> _Collection entries_
________________________________________

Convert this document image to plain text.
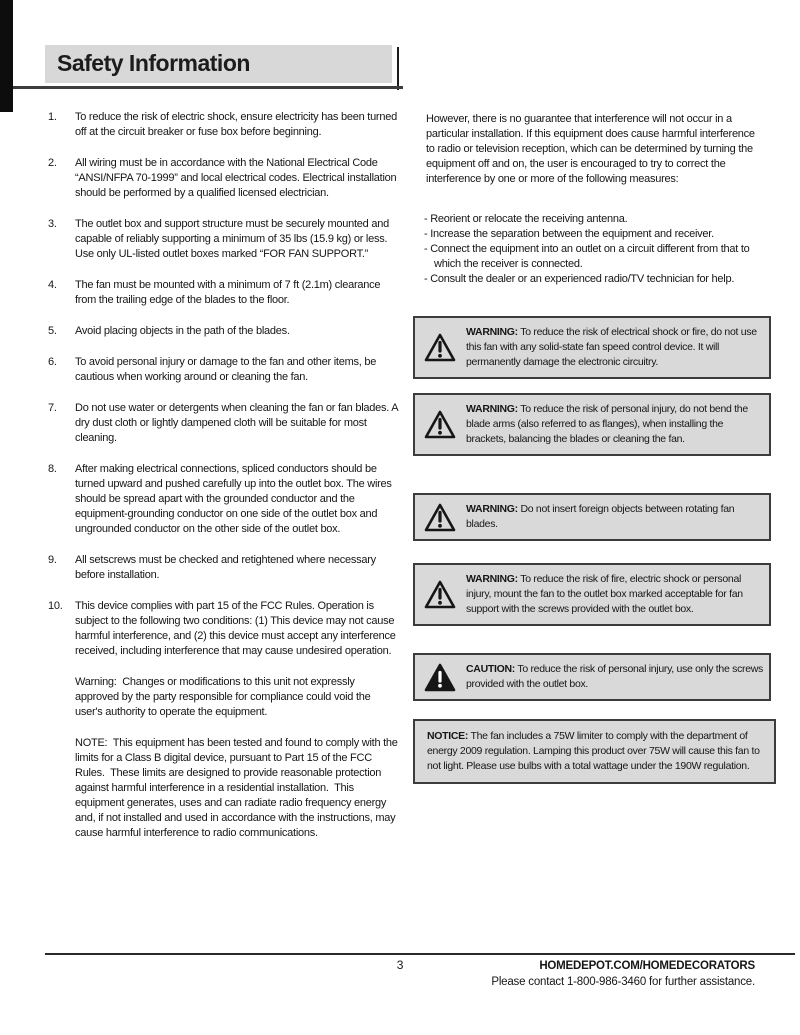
Safety Information
1. To reduce the risk of electric shock, ensure electricity has been turned off at the circuit breaker or fuse box before beginning.
2. All wiring must be in accordance with the National Electrical Code “ANSI/NFPA 70-1999” and local electrical codes. Electrical installation should be performed by a qualified licensed electrician.
3. The outlet box and support structure must be securely mounted and capable of reliably supporting a minimum of 35 lbs (15.9 kg) or less. Use only UL-listed outlet boxes marked “FOR FAN SUPPORT.”
4. The fan must be mounted with a minimum of 7 ft (2.1m) clearance from the trailing edge of the blades to the floor.
5. Avoid placing objects in the path of the blades.
6. To avoid personal injury or damage to the fan and other items, be cautious when working around or cleaning the fan.
7. Do not use water or detergents when cleaning the fan or fan blades. A dry dust cloth or lightly dampened cloth will be suitable for most cleaning.
8. After making electrical connections, spliced conductors should be turned upward and pushed carefully up into the outlet box. The wires should be spread apart with the grounded conductor and the equipment-grounding conductor on one side of the outlet box and ungrounded conductor on the other side of the outlet box.
9. All setscrews must be checked and retightened where necessary before installation.
10. This device complies with part 15 of the FCC Rules. Operation is subject to the following two conditions: (1) This device may not cause harmful interference, and (2) this device must accept any interference received, including interference that may cause undesired operation.

Warning:  Changes or modifications to this unit not expressly approved by the party responsible for compliance could void the user's authority to operate the equipment.

NOTE:  This equipment has been tested and found to comply with the limits for a Class B digital device, pursuant to Part 15 of the FCC Rules.  These limits are designed to provide reasonable protection against harmful interference in a residential installation.  This equipment generates, uses and can radiate radio frequency energy and, if not installed and used in accordance with the instructions, may cause harmful interference to radio communications.

However, there is no guarantee that interference will not occur in a particular installation. If this equipment does cause harmful interference to radio or television reception, which can be determined by turning the equipment off and on, the user is encouraged to try to correct the interference by one or more of the following measures:

- Reorient or relocate the receiving antenna.
- Increase the separation between the equipment and receiver.
- Connect the equipment into an outlet on a circuit different from that to which the receiver is connected.
- Consult the dealer or an experienced radio/TV technician for help.

WARNING: To reduce the risk of electrical shock or fire, do not use this fan with any solid-state fan speed control device. It will permanently damage the electronic circuitry.

WARNING: To reduce the risk of personal injury, do not bend the blade arms (also referred to as flanges), when installing the brackets, balancing the blades or cleaning the fan.

WARNING: Do not insert foreign objects between rotating fan blades.

WARNING: To reduce the risk of fire, electric shock or personal injury, mount the fan to the outlet box marked acceptable for fan support with the screws provided with the outlet box.

CAUTION: To reduce the risk of personal injury, use only the screws provided with the outlet box.

NOTICE: The fan includes a 75W limiter to comply with the department of energy 2009 regulation. Lamping this product over 75W will cause this fan to not light. Please use bulbs with a total wattage under the 190W regulation.

3	HOMEDEPOT.COM/HOMEDECORATORS
Please contact 1-800-986-3460 for further assistance.
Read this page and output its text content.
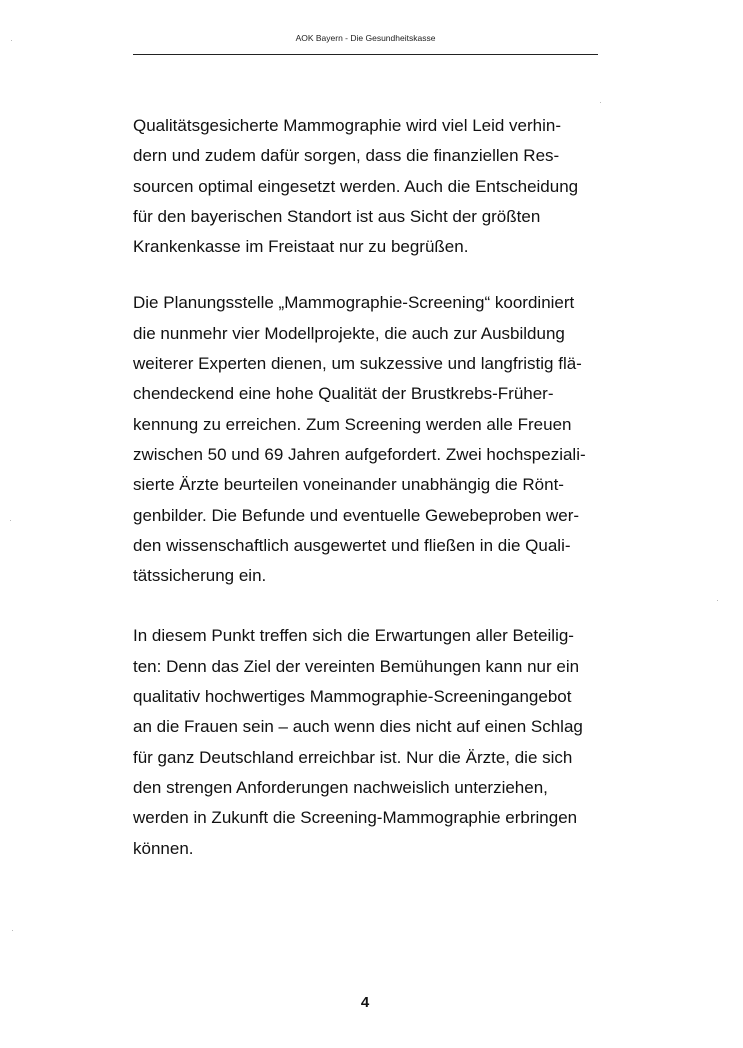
AOK Bayern - Die Gesundheitskasse
Qualitätsgesicherte Mammographie wird viel Leid verhin-
dern und zudem dafür sorgen, dass die finanziellen Res-
sourcen optimal eingesetzt werden. Auch die Entscheidung
für den bayerischen Standort ist aus Sicht der größten
Krankenkasse im Freistaat nur zu begrüßen.
Die Planungsstelle „Mammographie-Screening“ koordiniert
die nunmehr vier Modellprojekte, die auch zur Ausbildung
weiterer Experten dienen, um sukzessive und langfristig flä-
chendeckend eine hohe Qualität der Brustkrebs-Früher-
kennung zu erreichen. Zum Screening werden alle Freuen
zwischen 50 und 69 Jahren aufgefordert. Zwei hochspeziali-
sierte Ärzte beurteilen voneinander unabhängig die Rönt-
genbilder. Die Befunde und eventuelle Gewebeproben wer-
den wissenschaftlich ausgewertet und fließen in die Quali-
tätssicherung ein.
In diesem Punkt treffen sich die Erwartungen aller Beteilig-
ten: Denn das Ziel der vereinten Bemühungen kann nur ein
qualitativ hochwertiges Mammographie-Screeningangebot
an die Frauen sein – auch wenn dies nicht auf einen Schlag
für ganz Deutschland erreichbar ist. Nur die Ärzte, die sich
den strengen Anforderungen nachweislich unterziehen,
werden in Zukunft die Screening-Mammographie erbringen
können.
4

________________________________________

> _Given problem_
Look through the records and count each line that holds "electrical". Write only the total.

> _Reply to the task_
3